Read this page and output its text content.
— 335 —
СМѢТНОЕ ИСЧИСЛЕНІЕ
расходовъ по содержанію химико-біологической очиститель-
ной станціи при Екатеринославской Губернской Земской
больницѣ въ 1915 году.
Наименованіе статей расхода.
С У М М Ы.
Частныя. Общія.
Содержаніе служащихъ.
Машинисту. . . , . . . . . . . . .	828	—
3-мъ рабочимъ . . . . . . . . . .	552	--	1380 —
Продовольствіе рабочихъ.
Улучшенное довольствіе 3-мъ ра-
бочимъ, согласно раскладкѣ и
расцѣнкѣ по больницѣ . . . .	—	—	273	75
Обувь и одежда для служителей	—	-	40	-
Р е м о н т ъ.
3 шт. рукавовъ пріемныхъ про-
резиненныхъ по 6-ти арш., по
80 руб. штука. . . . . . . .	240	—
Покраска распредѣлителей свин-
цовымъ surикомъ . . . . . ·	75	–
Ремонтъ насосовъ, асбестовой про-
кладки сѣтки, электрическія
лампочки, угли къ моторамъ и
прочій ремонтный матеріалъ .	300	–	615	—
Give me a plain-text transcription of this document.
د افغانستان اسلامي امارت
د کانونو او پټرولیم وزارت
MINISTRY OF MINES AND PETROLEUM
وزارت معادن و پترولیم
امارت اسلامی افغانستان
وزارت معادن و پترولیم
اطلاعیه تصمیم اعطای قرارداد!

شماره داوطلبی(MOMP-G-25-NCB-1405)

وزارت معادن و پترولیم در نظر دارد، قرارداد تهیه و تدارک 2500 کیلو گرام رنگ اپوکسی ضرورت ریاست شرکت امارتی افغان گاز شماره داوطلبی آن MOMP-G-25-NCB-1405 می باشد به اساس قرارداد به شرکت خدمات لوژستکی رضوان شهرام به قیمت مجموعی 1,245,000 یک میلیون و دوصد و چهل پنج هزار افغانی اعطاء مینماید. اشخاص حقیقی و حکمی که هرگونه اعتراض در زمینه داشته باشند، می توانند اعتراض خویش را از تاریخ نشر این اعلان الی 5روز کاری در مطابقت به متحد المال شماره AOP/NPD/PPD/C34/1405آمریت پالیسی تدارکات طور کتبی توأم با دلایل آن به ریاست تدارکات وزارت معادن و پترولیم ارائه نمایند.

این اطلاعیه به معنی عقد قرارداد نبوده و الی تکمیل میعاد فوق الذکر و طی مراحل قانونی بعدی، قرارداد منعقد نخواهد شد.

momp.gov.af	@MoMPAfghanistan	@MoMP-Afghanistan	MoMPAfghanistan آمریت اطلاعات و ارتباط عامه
────────────────
From the data, pick out every line that includes "داوطلبی".

شماره داوطلبی(MOMP-G-25-NCB-1405)
وزارت معادن و پترولیم در نظر دارد، قرارداد تهیه و تدارک 2500 کیلو گرام رنگ اپوکسی ضرورت ریاست شرکت امارتی افغان گاز شماره داوطلبی آن MOMP-G-25-NCB-1405 می باشد به اساس قرارداد به شرکت خدمات لوژستکی رضوان شهرام به قیمت مجموعی 1,245,000 یک میلیون و دوصد و چهل پنج هزار افغانی اعطاء مینماید. اشخاص حقیقی و حکمی که هرگونه اعتراض در زمینه داشته باشند، می توانند اعتراض خویش را از تاریخ نشر این اعلان الی 5روز کاری در مطابقت به متحد المال شماره AOP/NPD/PPD/C34/1405آمریت پالیسی تدارکات طور کتبی توأم با دلایل آن به ریاست تدارکات وزارت معادن و پترولیم ارائه نمایند.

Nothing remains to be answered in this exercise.